> [DATA LINES]:
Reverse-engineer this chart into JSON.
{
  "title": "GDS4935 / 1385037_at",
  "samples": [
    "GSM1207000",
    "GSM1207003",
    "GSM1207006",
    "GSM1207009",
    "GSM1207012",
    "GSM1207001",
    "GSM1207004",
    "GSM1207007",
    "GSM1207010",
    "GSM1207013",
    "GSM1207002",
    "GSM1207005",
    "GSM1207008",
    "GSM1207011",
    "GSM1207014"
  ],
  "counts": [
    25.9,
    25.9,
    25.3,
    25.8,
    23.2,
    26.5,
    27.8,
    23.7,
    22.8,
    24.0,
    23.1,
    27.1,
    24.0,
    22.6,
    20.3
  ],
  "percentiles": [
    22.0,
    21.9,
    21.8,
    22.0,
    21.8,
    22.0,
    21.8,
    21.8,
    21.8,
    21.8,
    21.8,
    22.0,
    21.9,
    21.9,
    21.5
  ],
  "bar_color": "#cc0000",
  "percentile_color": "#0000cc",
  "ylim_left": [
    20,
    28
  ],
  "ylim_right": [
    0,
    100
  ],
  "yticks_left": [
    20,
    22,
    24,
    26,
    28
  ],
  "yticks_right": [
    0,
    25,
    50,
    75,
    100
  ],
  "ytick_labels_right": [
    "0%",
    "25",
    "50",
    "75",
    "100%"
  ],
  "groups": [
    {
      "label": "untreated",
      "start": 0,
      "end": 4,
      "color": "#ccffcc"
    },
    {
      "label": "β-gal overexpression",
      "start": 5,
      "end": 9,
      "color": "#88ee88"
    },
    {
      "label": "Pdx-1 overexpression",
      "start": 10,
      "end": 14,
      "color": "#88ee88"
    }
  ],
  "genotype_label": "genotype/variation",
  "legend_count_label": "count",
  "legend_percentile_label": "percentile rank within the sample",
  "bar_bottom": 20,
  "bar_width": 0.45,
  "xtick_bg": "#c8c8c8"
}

> [DIRECTIVE]:
Reproduce each line of the material above precisely.

> [SOLUTION FOR THIS TASK]:
Reverse-engineer this chart into JSON.
{
  "title": "GDS4935 / 1385037_at",
  "samples": [
    "GSM1207000",
    "GSM1207003",
    "GSM1207006",
    "GSM1207009",
    "GSM1207012",
    "GSM1207001",
    "GSM1207004",
    "GSM1207007",
    "GSM1207010",
    "GSM1207013",
    "GSM1207002",
    "GSM1207005",
    "GSM1207008",
    "GSM1207011",
    "GSM1207014"
  ],
  "counts": [
    25.9,
    25.9,
    25.3,
    25.8,
    23.2,
    26.5,
    27.8,
    23.7,
    22.8,
    24.0,
    23.1,
    27.1,
    24.0,
    22.6,
    20.3
  ],
  "percentiles": [
    22.0,
    21.9,
    21.8,
    22.0,
    21.8,
    22.0,
    21.8,
    21.8,
    21.8,
    21.8,
    21.8,
    22.0,
    21.9,
    21.9,
    21.5
  ],
  "bar_color": "#cc0000",
  "percentile_color": "#0000cc",
  "ylim_left": [
    20,
    28
  ],
  "ylim_right": [
    0,
    100
  ],
  "yticks_left": [
    20,
    22,
    24,
    26,
    28
  ],
  "yticks_right": [
    0,
    25,
    50,
    75,
    100
  ],
  "ytick_labels_right": [
    "0%",
    "25",
    "50",
    "75",
    "100%"
  ],
  "groups": [
    {
      "label": "untreated",
      "start": 0,
      "end": 4,
      "color": "#ccffcc"
    },
    {
      "label": "β-gal overexpression",
      "start": 5,
      "end": 9,
      "color": "#88ee88"
    },
    {
      "label": "Pdx-1 overexpression",
      "start": 10,
      "end": 14,
      "color": "#88ee88"
    }
  ],
  "genotype_label": "genotype/variation",
  "legend_count_label": "count",
  "legend_percentile_label": "percentile rank within the sample",
  "bar_bottom": 20,
  "bar_width": 0.45,
  "xtick_bg": "#c8c8c8"
}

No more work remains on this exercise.